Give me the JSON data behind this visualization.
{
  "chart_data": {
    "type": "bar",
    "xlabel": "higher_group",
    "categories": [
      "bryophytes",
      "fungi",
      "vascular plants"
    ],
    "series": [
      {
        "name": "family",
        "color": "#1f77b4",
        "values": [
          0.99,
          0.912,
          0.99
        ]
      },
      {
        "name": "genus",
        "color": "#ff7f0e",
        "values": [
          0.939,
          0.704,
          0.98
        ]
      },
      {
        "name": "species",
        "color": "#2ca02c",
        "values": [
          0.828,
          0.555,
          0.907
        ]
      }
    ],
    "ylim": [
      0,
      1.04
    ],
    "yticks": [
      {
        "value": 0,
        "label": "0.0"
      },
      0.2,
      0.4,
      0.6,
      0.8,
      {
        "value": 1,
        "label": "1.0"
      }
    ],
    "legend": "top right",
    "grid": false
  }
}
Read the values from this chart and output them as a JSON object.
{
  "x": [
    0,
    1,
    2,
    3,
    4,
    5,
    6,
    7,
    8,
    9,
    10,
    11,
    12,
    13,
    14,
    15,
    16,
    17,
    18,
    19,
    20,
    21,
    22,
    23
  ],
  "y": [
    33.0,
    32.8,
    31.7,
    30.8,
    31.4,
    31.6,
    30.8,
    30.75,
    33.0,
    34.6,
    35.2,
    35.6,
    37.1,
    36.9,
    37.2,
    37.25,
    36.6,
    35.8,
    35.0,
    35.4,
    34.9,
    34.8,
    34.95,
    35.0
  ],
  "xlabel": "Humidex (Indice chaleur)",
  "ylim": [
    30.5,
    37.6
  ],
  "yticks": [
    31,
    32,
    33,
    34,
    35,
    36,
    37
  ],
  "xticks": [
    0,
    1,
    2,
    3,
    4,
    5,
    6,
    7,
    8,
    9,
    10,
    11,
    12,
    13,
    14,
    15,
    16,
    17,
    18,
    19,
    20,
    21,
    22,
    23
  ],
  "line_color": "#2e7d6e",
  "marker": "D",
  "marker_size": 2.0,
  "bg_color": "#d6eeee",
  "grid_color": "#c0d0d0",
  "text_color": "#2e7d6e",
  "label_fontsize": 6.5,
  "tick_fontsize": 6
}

Brief: Repeat the data in its entirety, character for character.

Exercise solution:
Give me the JSON data behind this visualization.
{
  "chart_data": {
    "type": "bar",
    "xlabel": "higher_group",
    "categories": [
      "bryophytes",
      "fungi",
      "vascular plants"
    ],
    "series": [
      {
        "name": "family",
        "color": "#1f77b4",
        "values": [
          0.99,
          0.912,
          0.99
        ]
      },
      {
        "name": "genus",
        "color": "#ff7f0e",
        "values": [
          0.939,
          0.704,
          0.98
        ]
      },
      {
        "name": "species",
        "color": "#2ca02c",
        "values": [
          0.828,
          0.555,
          0.907
        ]
      }
    ],
    "ylim": [
      0,
      1.04
    ],
    "yticks": [
      {
        "value": 0,
        "label": "0.0"
      },
      0.2,
      0.4,
      0.6,
      0.8,
      {
        "value": 1,
        "label": "1.0"
      }
    ],
    "legend": "top right",
    "grid": false
  }
}
Read the values from this chart and output them as a JSON object.
{
  "x": [
    0,
    1,
    2,
    3,
    4,
    5,
    6,
    7,
    8,
    9,
    10,
    11,
    12,
    13,
    14,
    15,
    16,
    17,
    18,
    19,
    20,
    21,
    22,
    23
  ],
  "y": [
    33.0,
    32.8,
    31.7,
    30.8,
    31.4,
    31.6,
    30.8,
    30.75,
    33.0,
    34.6,
    35.2,
    35.6,
    37.1,
    36.9,
    37.2,
    37.25,
    36.6,
    35.8,
    35.0,
    35.4,
    34.9,
    34.8,
    34.95,
    35.0
  ],
  "xlabel": "Humidex (Indice chaleur)",
  "ylim": [
    30.5,
    37.6
  ],
  "yticks": [
    31,
    32,
    33,
    34,
    35,
    36,
    37
  ],
  "xticks": [
    0,
    1,
    2,
    3,
    4,
    5,
    6,
    7,
    8,
    9,
    10,
    11,
    12,
    13,
    14,
    15,
    16,
    17,
    18,
    19,
    20,
    21,
    22,
    23
  ],
  "line_color": "#2e7d6e",
  "marker": "D",
  "marker_size": 2.0,
  "bg_color": "#d6eeee",
  "grid_color": "#c0d0d0",
  "text_color": "#2e7d6e",
  "label_fontsize": 6.5,
  "tick_fontsize": 6
}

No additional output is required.